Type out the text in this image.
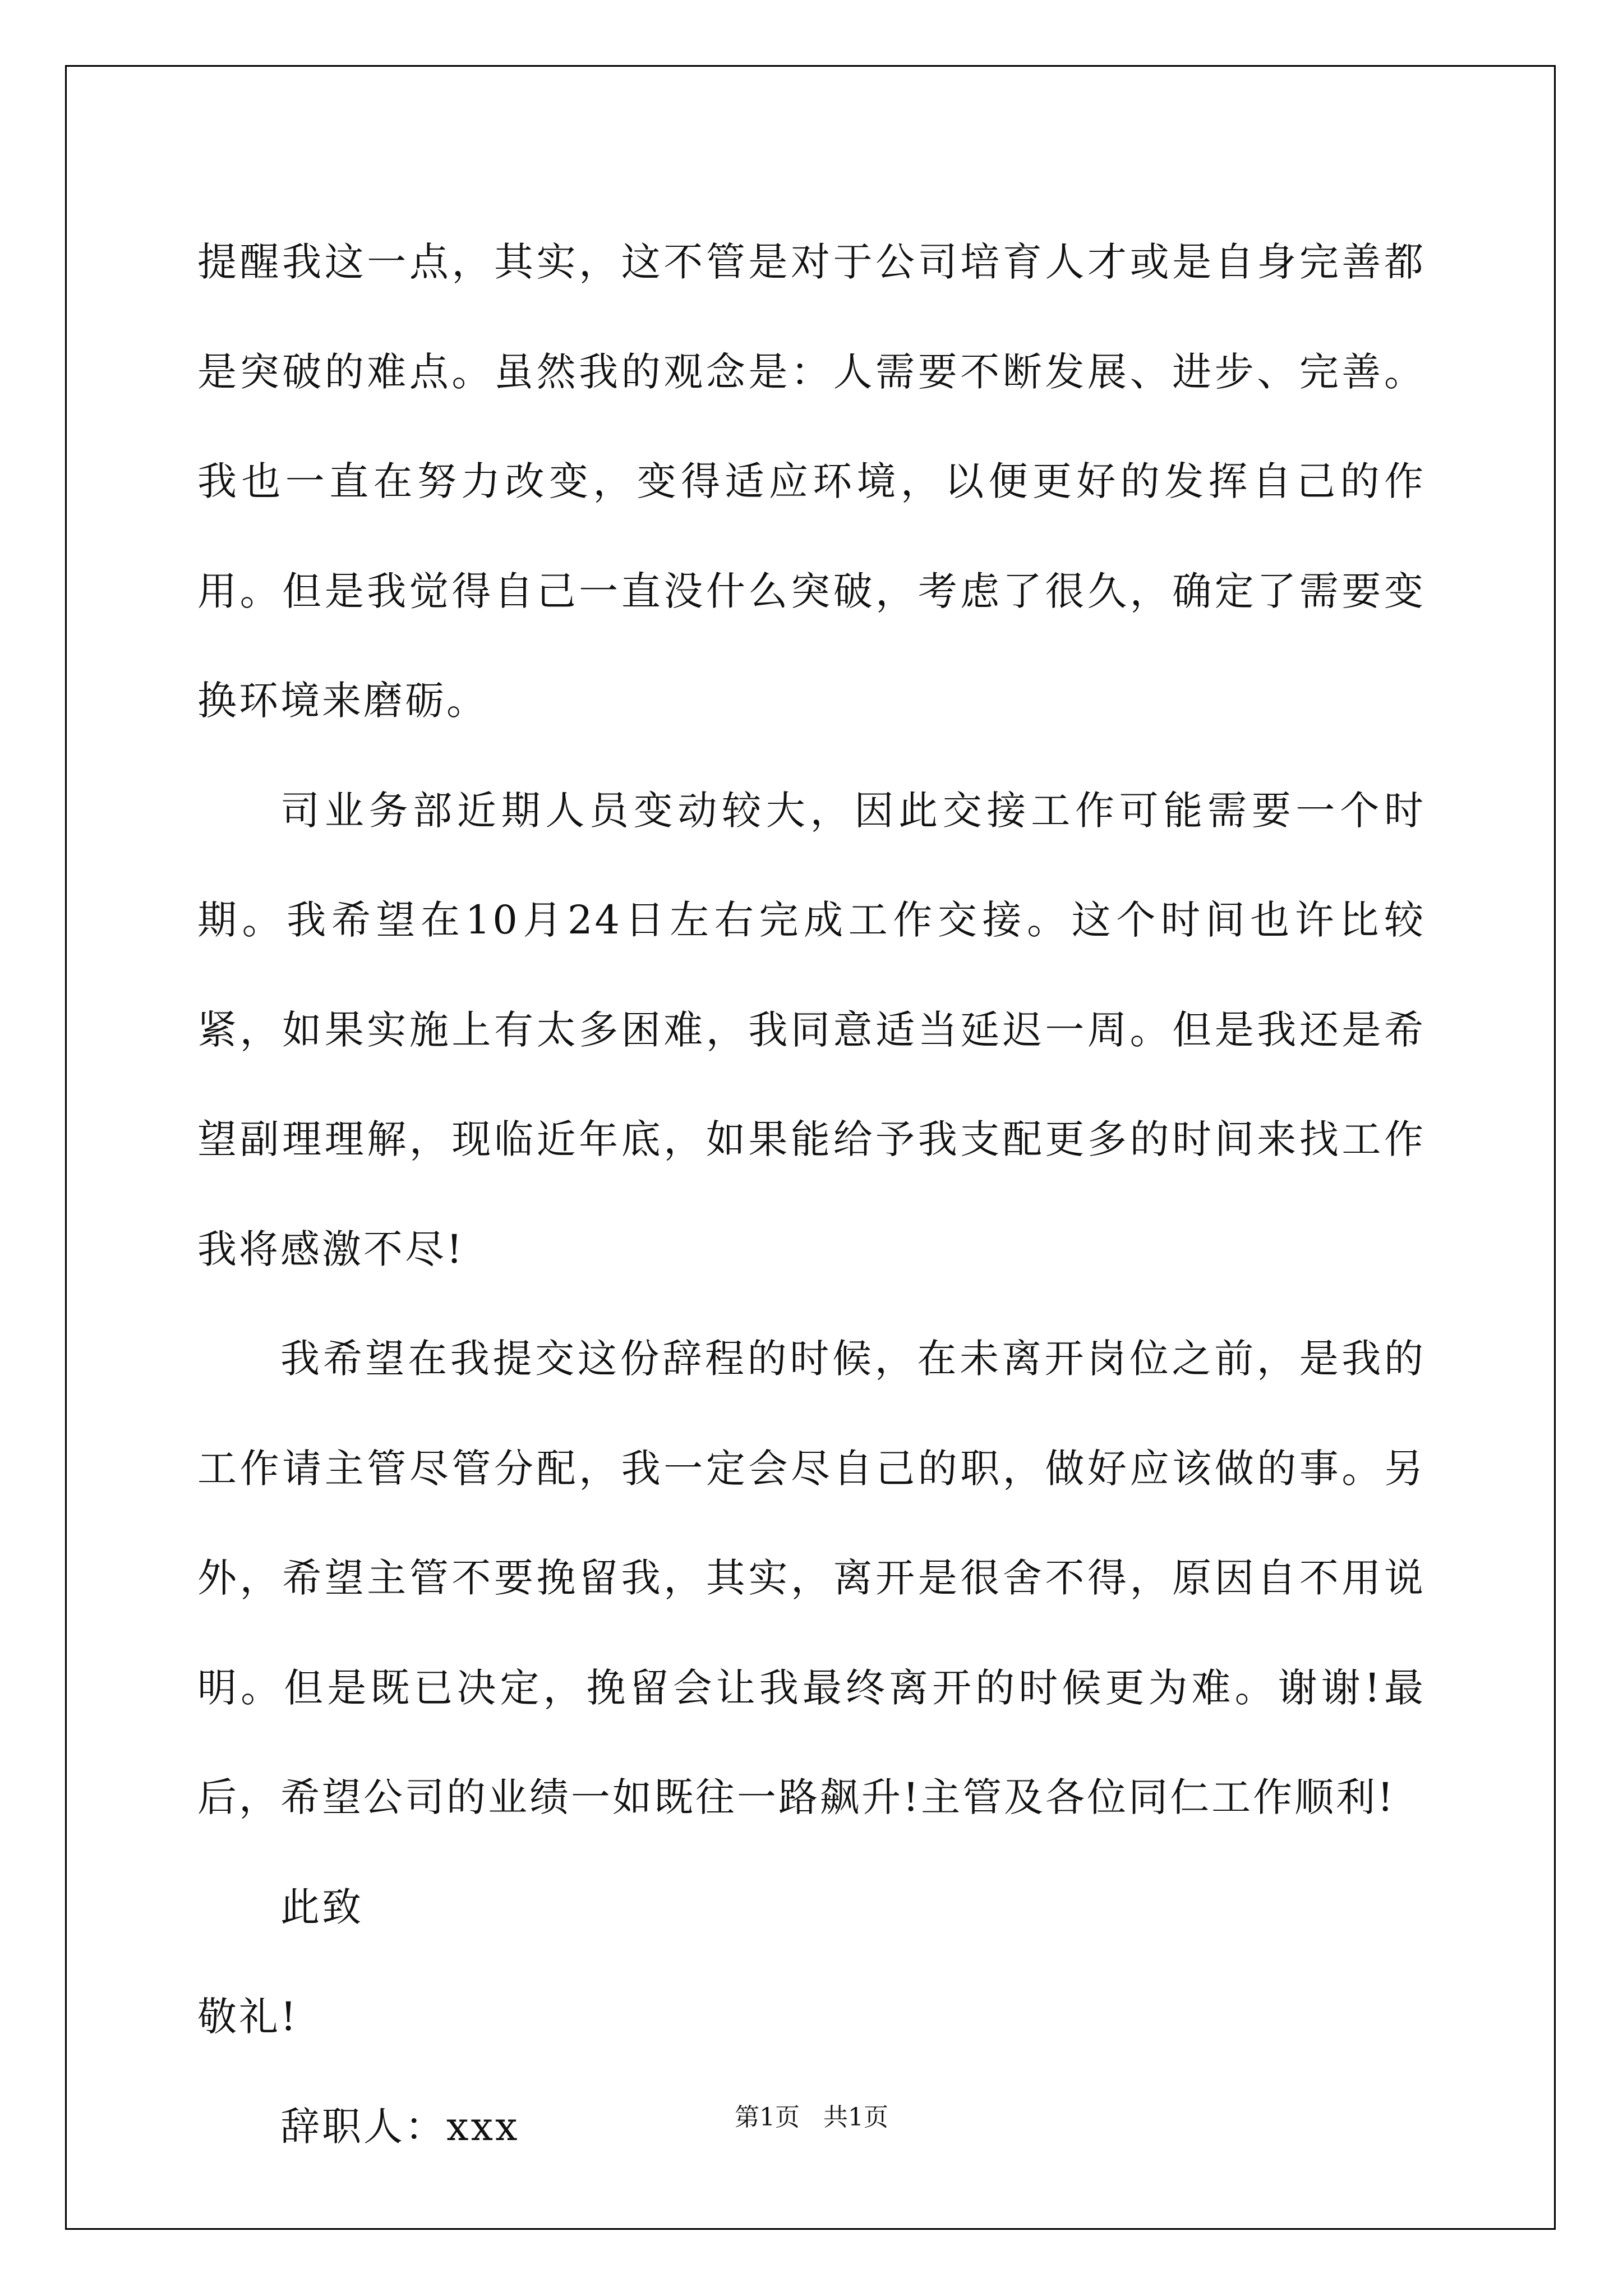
提醒我这一点，其实，这不管是对于公司培育人才或是自身完善都是突破的难点。虽然我的观念是：人需要不断发展、进步、完善。我也一直在努力改变，变得适应环境，以便更好的发挥自己的作用。但是我觉得自己一直没什么突破，考虑了很久，确定了需要变换环境来磨砺。

司业务部近期人员变动较大，因此交接工作可能需要一个时期。我希望在10月24日左右完成工作交接。这个时间也许比较紧，如果实施上有太多困难，我同意适当延迟一周。但是我还是希望副理理解，现临近年底，如果能给予我支配更多的时间来找工作我将感激不尽!

我希望在我提交这份辞程的时候，在未离开岗位之前，是我的工作请主管尽管分配，我一定会尽自己的职，做好应该做的事。另外，希望主管不要挽留我，其实，离开是很舍不得，原因自不用说明。但是既已决定，挽留会让我最终离开的时候更为难。谢谢!最后，希望公司的业绩一如既往一路飙升!主管及各位同仁工作顺利!

此致

敬礼!

辞职人：xxx	第1页 共1页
*-*-*
**WHAT TO WORK ON:** Repeat the data above exactly, but not the pictures.

**RESULT OF THE TASK:**
Type out the text in this image.
提醒我这一点，其实，这不管是对于公司培育人才或是自身完善都是突破的难点。虽然我的观念是：人需要不断发展、进步、完善。我也一直在努力改变，变得适应环境，以便更好的发挥自己的作用。但是我觉得自己一直没什么突破，考虑了很久，确定了需要变换环境来磨砺。

司业务部近期人员变动较大，因此交接工作可能需要一个时期。我希望在10月24日左右完成工作交接。这个时间也许比较紧，如果实施上有太多困难，我同意适当延迟一周。但是我还是希望副理理解，现临近年底，如果能给予我支配更多的时间来找工作我将感激不尽!

我希望在我提交这份辞程的时候，在未离开岗位之前，是我的工作请主管尽管分配，我一定会尽自己的职，做好应该做的事。另外，希望主管不要挽留我，其实，离开是很舍不得，原因自不用说明。但是既已决定，挽留会让我最终离开的时候更为难。谢谢!最后，希望公司的业绩一如既往一路飙升!主管及各位同仁工作顺利!

此致

敬礼!

辞职人：xxx	第1页 共1页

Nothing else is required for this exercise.